"""
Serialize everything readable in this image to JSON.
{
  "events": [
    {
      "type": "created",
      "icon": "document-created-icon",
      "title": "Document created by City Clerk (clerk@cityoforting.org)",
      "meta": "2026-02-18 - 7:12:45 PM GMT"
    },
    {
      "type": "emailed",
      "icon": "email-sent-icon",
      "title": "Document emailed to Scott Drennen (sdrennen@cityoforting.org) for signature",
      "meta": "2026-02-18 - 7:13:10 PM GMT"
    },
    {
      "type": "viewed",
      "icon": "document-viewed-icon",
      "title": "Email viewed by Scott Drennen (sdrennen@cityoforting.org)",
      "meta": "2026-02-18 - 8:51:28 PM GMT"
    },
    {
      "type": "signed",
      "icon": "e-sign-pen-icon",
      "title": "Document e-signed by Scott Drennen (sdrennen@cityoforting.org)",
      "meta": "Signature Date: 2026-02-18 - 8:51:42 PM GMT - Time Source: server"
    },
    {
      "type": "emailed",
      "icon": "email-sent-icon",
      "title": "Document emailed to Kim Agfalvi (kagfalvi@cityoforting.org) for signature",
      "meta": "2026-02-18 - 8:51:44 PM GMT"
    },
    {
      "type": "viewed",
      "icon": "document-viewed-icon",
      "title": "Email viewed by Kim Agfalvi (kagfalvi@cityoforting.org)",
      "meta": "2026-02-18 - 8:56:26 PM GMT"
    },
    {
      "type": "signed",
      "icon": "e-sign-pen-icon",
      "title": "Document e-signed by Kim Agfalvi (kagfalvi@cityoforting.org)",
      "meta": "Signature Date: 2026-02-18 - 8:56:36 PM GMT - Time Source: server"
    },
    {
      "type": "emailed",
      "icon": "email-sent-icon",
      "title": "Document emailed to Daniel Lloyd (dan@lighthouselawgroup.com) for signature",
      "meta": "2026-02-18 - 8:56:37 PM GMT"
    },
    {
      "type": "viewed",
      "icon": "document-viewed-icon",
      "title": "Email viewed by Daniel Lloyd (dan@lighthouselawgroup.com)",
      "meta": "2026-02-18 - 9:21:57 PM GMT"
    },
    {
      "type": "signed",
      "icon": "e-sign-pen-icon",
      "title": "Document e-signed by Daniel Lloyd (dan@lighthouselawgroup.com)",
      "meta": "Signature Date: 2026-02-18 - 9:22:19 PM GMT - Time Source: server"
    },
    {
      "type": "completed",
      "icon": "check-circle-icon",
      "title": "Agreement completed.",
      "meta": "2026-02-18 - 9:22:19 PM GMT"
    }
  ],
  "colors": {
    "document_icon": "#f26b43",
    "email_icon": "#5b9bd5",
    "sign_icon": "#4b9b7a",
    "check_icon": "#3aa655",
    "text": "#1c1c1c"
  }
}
"""
Stated exercise
Find the string "Agfalvi" in the records, then copy each line where it occurs.

Response below
      "title": "Document emailed to Kim Agfalvi (kagfalvi@cityoforting.org) for signature",
      "title": "Email viewed by Kim Agfalvi (kagfalvi@cityoforting.org)",
      "title": "Document e-signed by Kim Agfalvi (kagfalvi@cityoforting.org)",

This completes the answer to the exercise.